> Data for the task

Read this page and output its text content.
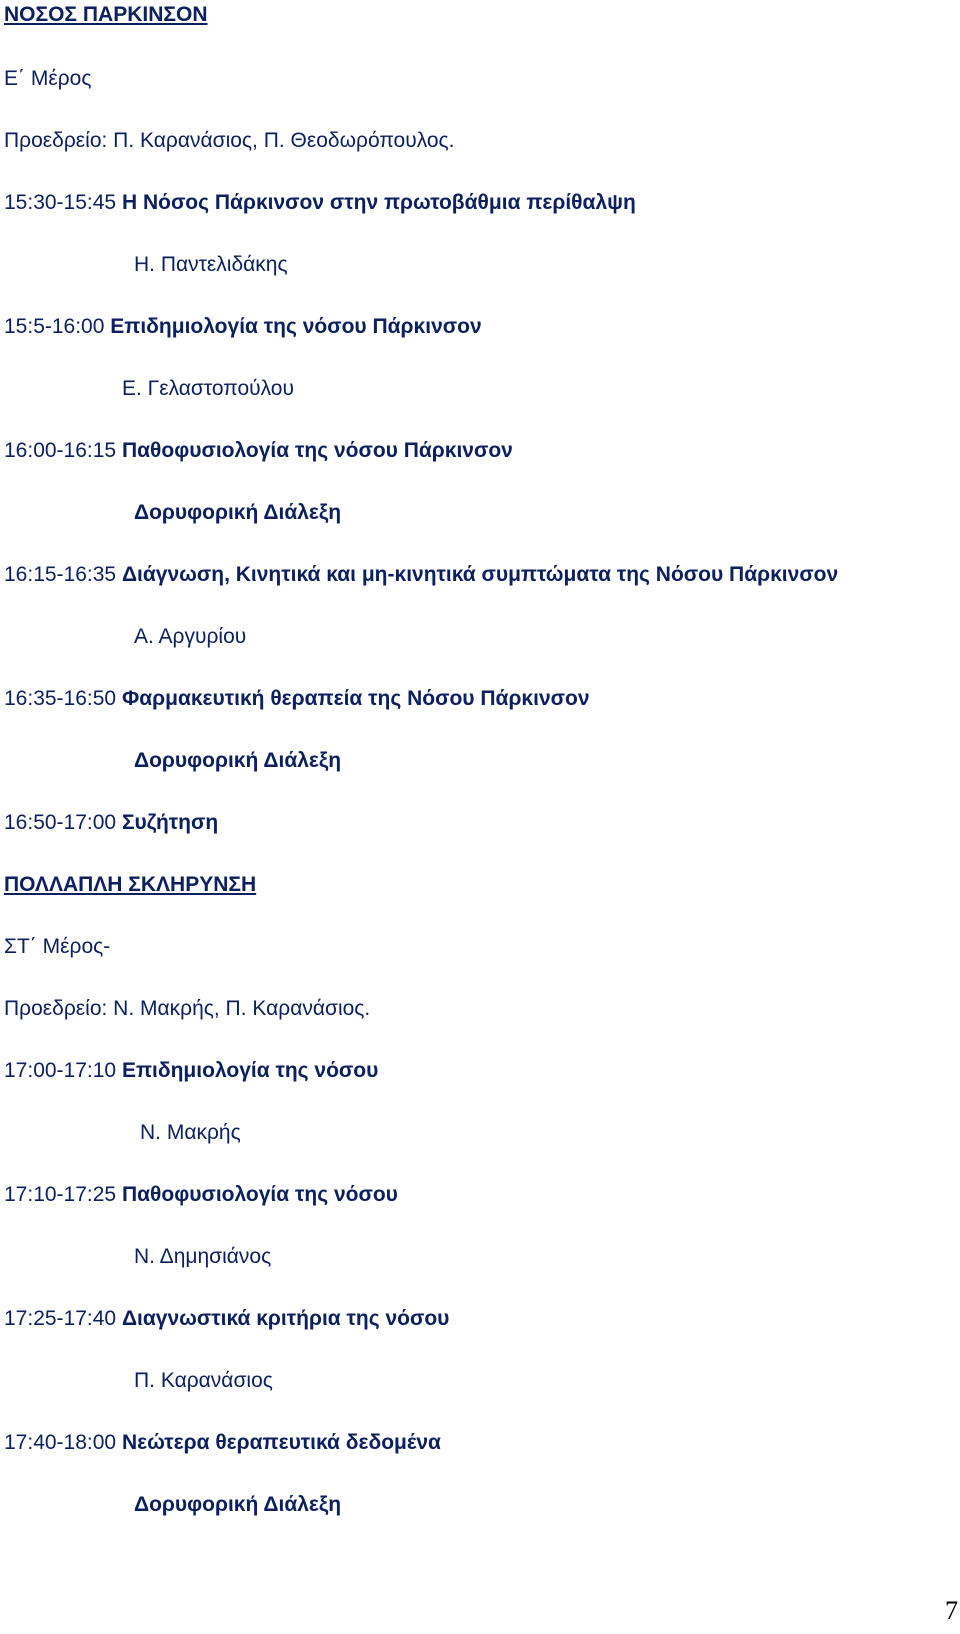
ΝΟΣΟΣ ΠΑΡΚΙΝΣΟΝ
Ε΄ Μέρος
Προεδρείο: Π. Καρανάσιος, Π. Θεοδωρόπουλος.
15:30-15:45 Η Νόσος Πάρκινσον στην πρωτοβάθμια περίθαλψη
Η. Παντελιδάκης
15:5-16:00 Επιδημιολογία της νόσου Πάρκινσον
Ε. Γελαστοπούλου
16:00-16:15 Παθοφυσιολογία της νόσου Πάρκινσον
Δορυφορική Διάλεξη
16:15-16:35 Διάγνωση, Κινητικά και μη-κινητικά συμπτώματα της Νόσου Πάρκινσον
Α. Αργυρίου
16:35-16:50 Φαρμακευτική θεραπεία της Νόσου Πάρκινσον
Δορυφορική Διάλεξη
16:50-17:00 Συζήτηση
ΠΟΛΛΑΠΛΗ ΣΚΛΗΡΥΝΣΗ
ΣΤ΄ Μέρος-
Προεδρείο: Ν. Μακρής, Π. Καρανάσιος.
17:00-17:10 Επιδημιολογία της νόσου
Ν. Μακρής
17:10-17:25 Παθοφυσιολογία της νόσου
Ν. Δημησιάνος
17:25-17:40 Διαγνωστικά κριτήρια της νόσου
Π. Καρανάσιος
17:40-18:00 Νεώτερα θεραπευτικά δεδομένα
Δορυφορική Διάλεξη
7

---

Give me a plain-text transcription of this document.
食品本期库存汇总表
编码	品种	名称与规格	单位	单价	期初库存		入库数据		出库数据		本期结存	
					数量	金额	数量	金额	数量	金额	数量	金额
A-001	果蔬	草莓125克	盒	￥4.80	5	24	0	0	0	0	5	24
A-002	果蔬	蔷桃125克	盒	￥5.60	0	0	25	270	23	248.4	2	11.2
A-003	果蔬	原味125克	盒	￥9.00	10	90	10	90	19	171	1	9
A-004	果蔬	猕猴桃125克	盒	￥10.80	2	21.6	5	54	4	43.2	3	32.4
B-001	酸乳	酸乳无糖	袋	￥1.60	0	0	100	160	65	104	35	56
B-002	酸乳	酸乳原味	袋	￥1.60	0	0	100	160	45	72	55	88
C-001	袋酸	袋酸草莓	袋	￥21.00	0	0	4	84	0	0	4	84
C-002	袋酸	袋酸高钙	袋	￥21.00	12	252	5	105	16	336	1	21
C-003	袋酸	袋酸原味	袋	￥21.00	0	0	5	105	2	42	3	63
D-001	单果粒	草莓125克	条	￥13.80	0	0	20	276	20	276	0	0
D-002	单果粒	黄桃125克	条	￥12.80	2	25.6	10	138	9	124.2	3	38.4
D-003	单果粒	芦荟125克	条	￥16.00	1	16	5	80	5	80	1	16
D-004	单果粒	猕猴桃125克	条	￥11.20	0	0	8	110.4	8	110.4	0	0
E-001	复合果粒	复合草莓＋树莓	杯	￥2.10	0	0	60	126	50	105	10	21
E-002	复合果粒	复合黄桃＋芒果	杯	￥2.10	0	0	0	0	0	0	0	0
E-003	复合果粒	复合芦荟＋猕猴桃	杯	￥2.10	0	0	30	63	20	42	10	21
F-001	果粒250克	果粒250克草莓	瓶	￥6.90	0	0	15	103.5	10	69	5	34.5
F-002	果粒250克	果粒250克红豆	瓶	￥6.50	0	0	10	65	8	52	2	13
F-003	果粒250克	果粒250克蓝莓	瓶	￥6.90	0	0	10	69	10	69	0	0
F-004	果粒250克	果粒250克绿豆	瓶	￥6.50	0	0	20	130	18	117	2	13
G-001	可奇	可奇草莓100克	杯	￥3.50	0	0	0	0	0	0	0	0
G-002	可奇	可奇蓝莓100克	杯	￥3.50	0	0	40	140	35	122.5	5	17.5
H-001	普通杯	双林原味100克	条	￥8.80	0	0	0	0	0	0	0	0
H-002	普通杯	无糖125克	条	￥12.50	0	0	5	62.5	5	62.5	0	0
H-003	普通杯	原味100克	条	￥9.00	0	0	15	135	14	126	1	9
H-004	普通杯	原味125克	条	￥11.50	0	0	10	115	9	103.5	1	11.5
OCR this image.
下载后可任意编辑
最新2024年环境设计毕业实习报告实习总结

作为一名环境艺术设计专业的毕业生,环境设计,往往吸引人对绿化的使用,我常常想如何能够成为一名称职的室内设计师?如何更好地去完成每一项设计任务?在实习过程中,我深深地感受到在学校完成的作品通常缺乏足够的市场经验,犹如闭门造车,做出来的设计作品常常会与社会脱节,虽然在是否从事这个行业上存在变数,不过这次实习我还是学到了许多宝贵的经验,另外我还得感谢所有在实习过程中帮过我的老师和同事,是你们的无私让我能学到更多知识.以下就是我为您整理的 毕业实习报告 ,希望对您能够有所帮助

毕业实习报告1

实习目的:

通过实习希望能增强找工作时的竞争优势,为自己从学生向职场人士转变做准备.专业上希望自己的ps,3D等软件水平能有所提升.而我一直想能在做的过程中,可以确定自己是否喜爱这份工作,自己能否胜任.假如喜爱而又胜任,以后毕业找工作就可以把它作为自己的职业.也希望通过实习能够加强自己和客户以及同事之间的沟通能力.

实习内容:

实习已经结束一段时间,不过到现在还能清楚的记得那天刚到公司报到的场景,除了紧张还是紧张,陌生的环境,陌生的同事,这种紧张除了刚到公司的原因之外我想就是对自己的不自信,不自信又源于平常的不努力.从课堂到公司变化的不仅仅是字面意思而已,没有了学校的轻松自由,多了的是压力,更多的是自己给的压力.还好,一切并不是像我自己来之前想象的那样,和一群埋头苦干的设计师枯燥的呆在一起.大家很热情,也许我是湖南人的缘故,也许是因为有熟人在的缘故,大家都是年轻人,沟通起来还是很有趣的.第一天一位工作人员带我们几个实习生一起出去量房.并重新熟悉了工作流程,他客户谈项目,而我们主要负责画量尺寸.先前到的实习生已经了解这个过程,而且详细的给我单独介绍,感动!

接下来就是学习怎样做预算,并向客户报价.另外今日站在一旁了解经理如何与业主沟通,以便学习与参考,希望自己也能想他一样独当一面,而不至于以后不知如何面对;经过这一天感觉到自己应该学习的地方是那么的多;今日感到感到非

...

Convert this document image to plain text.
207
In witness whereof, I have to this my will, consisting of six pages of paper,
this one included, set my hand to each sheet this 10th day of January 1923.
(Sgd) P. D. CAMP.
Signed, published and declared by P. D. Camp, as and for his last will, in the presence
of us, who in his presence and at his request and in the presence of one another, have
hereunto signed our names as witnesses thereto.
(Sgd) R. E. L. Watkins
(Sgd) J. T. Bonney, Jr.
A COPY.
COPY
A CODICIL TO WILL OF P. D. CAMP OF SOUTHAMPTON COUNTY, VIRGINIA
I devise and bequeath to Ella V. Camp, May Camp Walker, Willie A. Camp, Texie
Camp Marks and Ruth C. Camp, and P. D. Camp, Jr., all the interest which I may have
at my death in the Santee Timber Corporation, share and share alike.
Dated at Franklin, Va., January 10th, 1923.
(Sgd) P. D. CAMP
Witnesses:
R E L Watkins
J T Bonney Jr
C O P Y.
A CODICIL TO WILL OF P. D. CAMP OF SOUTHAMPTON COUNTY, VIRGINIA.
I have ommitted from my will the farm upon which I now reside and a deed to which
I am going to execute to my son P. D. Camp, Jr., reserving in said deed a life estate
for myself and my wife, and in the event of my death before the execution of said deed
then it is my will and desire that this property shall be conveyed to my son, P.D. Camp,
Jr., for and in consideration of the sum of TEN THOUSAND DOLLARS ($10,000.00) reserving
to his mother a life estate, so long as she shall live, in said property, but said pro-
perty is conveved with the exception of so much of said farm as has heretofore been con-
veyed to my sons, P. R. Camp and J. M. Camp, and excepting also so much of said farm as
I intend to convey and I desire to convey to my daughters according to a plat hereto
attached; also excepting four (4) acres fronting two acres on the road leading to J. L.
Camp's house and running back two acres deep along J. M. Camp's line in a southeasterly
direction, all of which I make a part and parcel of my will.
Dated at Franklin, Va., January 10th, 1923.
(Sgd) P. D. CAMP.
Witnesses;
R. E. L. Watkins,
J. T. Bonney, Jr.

> What to produce
Write out every line of the listing that holds the word "farm".

> In response
I have ommitted from my will the farm upon which I now reside and a deed to which
perty is conveved with the exception of so much of said farm as has heretofore been con-
veyed to my sons, P. R. Camp and J. M. Camp, and excepting also so much of said farm as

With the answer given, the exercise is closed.